80’s Bits XIX

Um artigo de Ricardo Tarré Gomes

Neste primeiro mês de recolhimento: Ripley e o dilema de causalidade eterno sobre quem nasceu primeiro, o ovo ou o alienígena; talvez velhos não sejam só os trapos mas este bando de escorpiões ainda tem ferrão e um brinquedo animado que se transformou em desilusão.

Filme: ‘Aliens — O Recontro Final’ (1986)

Após 57 anos à deriva pelo espaço, a tenente Ellen Ripley (Sigourney Weaver) é encontrada e salva do seu longo estado de hibernação ainda a bordo do vaivém de fuga da nave Nostromo, na qual se deu a sanguinária tragédia com um ser extra-terrestre que dizimou toda a sua tripulação. A lua LV-426, onde os tripulantes da Nostromo recolheram o terrível monstro, está agora colonizada mas recentemente todos os contactos com a mesma foram misteriosamente interrompidos. Ainda traumatizada mas disposta a acabar com os seus pesadelos, Ripley concorda em acompanhar o executivo Carter Burke (Paul Reiser) e cerca de uma dezena de marines coloniais numa missão militar à referida lua. À chegada, a colónia parece deserta, à excepção da pequena e assustada Newt (Carrie Henn), mas há sinais de vida alienígena. Desta vez, as forças especiais estão apetrechadas com um poder de fogo impressionante… resta saber se será suficiente para deter o que os espera.

Chegado às salas de cinema em 1979, ‘Alien — O 8.º Passageiro’, de Ridley Scott revelou-se um sucesso de bilheteira e uma obra amplamente aclamada pela crítica. O produtor David Giler cedo percebeu o potencial que o filme detinha para gerar uma boa sequela mas constantes alterações ao nível da direcção da 20th Century Fox foram adiando o processo. Quando se iniciou a busca por um argumentista, o guião de ‘O Exterminador Implacável’, escrito por James Cameron, chegou às mãos de Giler e deixou-o impressionado. Se o filme, ainda em produção, do realizador canadiano fosse um sucesso, ser-lhe-ia entregue o comando da sequela de ‘Alien’. O futuro deu-lhe razão e Cameron realizou a que a revista Empire considerou a “melhor sequela de sempre”. O título é discutível mas a qualidade do filme é indesmentível, com Cameron a respeitar e aprofundar as ideias e mitologia do filme original de Scott e a dar-lhe, ao mesmo tempo, uma visão própria repleta de acção e suspense.

**REGISTOS EXTRAÍDOS**
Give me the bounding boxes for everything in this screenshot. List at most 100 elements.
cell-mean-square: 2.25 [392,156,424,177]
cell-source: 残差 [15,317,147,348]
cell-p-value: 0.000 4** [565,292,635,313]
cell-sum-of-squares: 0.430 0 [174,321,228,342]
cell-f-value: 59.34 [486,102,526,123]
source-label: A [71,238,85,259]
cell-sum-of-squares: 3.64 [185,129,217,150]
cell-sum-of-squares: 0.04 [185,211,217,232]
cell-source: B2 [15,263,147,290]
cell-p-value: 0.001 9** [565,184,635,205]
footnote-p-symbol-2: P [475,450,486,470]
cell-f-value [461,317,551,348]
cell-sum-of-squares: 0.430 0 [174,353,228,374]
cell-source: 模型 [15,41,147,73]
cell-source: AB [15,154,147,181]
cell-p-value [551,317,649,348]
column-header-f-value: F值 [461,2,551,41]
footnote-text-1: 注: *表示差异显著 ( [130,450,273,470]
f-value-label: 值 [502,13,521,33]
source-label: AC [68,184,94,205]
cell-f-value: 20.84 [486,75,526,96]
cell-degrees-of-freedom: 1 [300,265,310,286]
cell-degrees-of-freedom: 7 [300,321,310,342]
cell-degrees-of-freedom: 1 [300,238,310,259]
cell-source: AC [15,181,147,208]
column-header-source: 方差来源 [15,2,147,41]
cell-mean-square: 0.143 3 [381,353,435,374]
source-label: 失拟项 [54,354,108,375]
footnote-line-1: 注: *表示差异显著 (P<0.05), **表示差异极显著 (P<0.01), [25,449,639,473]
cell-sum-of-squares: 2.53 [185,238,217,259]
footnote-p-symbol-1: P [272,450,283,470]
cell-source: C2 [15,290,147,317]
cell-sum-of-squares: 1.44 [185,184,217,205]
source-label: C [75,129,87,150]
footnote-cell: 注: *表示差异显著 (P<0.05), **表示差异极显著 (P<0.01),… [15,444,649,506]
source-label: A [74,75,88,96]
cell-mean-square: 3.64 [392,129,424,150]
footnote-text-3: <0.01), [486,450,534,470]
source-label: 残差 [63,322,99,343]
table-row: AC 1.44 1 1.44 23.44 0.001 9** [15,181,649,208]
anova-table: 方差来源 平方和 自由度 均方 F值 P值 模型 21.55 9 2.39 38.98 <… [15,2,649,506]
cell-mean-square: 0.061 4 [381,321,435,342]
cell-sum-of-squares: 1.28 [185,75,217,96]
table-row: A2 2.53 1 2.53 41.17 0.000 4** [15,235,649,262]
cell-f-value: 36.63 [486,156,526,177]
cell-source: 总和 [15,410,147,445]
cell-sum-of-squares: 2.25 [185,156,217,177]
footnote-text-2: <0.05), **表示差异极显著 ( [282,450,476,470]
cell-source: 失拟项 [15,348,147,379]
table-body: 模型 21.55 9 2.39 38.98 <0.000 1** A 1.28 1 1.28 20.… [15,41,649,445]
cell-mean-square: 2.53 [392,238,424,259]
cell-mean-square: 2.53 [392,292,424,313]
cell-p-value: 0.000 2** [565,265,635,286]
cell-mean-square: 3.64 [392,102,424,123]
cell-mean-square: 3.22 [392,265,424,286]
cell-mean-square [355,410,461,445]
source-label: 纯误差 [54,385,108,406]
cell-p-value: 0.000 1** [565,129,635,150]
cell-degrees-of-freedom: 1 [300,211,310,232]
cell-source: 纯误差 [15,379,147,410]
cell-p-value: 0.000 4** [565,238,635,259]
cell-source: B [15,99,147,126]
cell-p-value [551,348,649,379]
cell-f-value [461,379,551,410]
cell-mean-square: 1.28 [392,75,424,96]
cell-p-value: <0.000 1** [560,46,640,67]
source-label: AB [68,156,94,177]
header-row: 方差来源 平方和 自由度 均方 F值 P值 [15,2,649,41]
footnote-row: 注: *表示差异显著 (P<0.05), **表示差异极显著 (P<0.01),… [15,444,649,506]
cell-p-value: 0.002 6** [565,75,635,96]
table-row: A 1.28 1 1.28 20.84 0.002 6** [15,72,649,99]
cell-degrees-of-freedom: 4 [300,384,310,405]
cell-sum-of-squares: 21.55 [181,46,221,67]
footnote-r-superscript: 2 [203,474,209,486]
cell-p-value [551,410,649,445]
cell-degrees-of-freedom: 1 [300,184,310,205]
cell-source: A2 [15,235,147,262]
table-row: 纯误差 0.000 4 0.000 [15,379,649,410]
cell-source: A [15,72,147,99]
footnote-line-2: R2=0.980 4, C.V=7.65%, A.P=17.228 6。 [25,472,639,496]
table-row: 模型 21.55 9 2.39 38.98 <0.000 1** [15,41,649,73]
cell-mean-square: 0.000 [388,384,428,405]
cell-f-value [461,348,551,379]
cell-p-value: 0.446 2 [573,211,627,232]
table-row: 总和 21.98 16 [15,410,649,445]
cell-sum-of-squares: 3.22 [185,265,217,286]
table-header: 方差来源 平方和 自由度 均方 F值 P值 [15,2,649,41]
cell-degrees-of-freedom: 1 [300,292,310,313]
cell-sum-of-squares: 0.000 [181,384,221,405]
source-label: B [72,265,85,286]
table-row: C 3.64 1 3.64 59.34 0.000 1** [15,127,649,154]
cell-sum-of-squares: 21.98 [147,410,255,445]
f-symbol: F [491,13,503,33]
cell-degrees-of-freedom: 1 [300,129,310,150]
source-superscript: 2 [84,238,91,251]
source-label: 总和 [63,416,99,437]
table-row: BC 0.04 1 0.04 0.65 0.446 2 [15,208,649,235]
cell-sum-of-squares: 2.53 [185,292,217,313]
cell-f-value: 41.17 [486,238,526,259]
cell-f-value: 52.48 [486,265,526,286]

**OBJETIVO 1**
Renomeia "cell-sum-of-squares" para "cell-sum-sq" nos registos, desde o seu início até à linha com "cell-p-value [551,317,649,348]", inclusive. Reproduz essas linhas sem nenhuma outra alteração.
**OBJETIVO 2**
Prossegue o artigo sobre o filme 'Aliens — O Recontro Final' a partir do ponto em que termina.

**RESPOSTA À TAREFA 1**
Give me the bounding boxes for everything in this screenshot. List at most 100 elements.
cell-mean-square: 2.25 [392,156,424,177]
cell-source: 残差 [15,317,147,348]
cell-p-value: 0.000 4** [565,292,635,313]
cell-sum-sq: 0.430 0 [174,321,228,342]
cell-f-value: 59.34 [486,102,526,123]
source-label: A [71,238,85,259]
cell-sum-sq: 3.64 [185,129,217,150]
cell-sum-sq: 0.04 [185,211,217,232]
cell-source: B2 [15,263,147,290]
cell-p-value: 0.001 9** [565,184,635,205]
footnote-p-symbol-2: P [475,450,486,470]
cell-f-value [461,317,551,348]
cell-sum-sq: 0.430 0 [174,353,228,374]
cell-source: 模型 [15,41,147,73]
cell-source: AB [15,154,147,181]
cell-p-value [551,317,649,348]

**RESPOSTA À TAREFA 2**
Sigourney Weaver, uma completa desconhecida do grande público quando estreou ‘Alien — O 8.º Passageiro’, já era uma grande estrela quando começaram a correr os créditos finais desse filme. Parece quase impossível imaginar outra actriz (ou actor) na pele de Ripley e a forma como Weaver moldou a sua personagem, tornando-a na primeira grande heroína de acção da história do cinema, continua a servir de modelo. A força da personagem foi ainda mais evidente neste ‘Aliens’, com Weaver a ser nomeada ao Oscar de Melhor Actriz, algo pouco usual em filmes de ficção científica. O resto do elenco também se apresentou em grande nível, com vários “actores-fetiche” de Cameron como Michael Biehn (Hicks), Bill Paxton (Hudson), Lance Henriksen (Bishop) ou Jenette Goldstein (Vasquez) a deixarem a sua marca. O filme seria premiado pela Academia pela qualidade dos seus efeitos visuais e sonoros, para além de outras nomeações ao nível da edição, direcção de arte e música.

O subtítulo português que foi acrescentado à denominação original do filme desde cedo me intrigou. “Recontro”? Não quereriam dizer “reencontro”? Pois é, aquela palavra na lombada da capa da cassete VHS lá de casa fazia-me confusão e sempre pensei que fosse uma gralha ortográfica mas afinal não era. Fiquei a saber que significa “conflito” ou “embate” e é disso mesmo que se trata neste filme. Se no original há uma atmosfera de mistério e a tensão assemelha-se à de um filme de terror, na sequela há uma clara ofensiva militar e um ritmo mais acelerado, típico de um filme de acção. Se o projecto tivesse caído noutras mãos que não as de James Cameron, talvez o belicismo por si só do filme tivesse matado a imaginativa franquia mas o canadiano subiu a fasquia e o resultado manteve o franchise vivo, com duas sequelas, duas prequelas e até dois spin-offs com a saga ‘Predador’ a serem produzidos desde então. Para além dos filmes, há também a registar uma imensidão de videojogos baseados nos mesmos, destacando-se ‘Alien: Isolation’, de 2014. Fiel ao material de origem e colocando o jogador no controlo da filha de Ripley, Amanda, o jogo caracteriza-se pela extrema dificuldade em escapar furtivamente a uma única criatura alienígena, sem grande recurso a armas. Como diria histericamente o soldado Hudson: “ Game over, man! Game over!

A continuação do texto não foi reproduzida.